Take each line that has the word "Fenix" and return it.

Material for the task:
%%

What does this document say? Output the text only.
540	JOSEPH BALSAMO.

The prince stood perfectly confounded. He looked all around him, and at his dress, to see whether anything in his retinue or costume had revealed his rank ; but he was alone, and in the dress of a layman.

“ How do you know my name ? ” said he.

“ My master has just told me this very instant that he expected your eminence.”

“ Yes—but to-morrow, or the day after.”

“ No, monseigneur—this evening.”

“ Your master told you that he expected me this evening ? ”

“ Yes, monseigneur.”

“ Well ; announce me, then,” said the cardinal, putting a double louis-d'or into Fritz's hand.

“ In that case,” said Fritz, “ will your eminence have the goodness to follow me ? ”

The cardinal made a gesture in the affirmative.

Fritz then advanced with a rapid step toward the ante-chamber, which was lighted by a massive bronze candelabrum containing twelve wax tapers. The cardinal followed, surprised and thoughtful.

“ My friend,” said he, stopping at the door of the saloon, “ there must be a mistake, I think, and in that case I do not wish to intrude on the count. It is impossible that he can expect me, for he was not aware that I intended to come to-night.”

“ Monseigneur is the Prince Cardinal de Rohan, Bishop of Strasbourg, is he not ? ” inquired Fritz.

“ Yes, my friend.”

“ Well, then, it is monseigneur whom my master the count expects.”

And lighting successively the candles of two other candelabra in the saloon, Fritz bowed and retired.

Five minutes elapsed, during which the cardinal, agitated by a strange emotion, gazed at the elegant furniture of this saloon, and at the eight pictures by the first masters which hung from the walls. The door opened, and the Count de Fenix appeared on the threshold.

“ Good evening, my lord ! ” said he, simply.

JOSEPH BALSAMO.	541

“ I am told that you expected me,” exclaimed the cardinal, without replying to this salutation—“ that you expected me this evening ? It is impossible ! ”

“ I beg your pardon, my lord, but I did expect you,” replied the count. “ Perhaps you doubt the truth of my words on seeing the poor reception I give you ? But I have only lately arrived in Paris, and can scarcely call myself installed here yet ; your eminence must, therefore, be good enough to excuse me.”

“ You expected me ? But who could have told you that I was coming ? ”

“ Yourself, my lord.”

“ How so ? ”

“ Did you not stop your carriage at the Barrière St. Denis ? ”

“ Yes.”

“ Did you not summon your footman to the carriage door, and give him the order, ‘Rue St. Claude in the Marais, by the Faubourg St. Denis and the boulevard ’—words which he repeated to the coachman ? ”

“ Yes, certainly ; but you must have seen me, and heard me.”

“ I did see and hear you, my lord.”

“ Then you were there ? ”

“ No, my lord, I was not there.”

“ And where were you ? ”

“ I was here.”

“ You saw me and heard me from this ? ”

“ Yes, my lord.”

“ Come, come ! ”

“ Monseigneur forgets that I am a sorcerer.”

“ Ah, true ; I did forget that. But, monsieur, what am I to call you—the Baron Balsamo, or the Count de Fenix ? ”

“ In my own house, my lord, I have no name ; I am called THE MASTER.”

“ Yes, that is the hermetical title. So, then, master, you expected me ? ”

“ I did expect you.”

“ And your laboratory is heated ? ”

%%

Response for this exercise:
Five minutes elapsed, during which the cardinal, agitated by a strange emotion, gazed at the elegant furniture of this saloon, and at the eight pictures by the first masters which hung from the walls. The door opened, and the Count de Fenix appeared on the threshold.
“ Ah, true ; I did forget that. But, monsieur, what am I to call you—the Baron Balsamo, or the Count de Fenix ? ”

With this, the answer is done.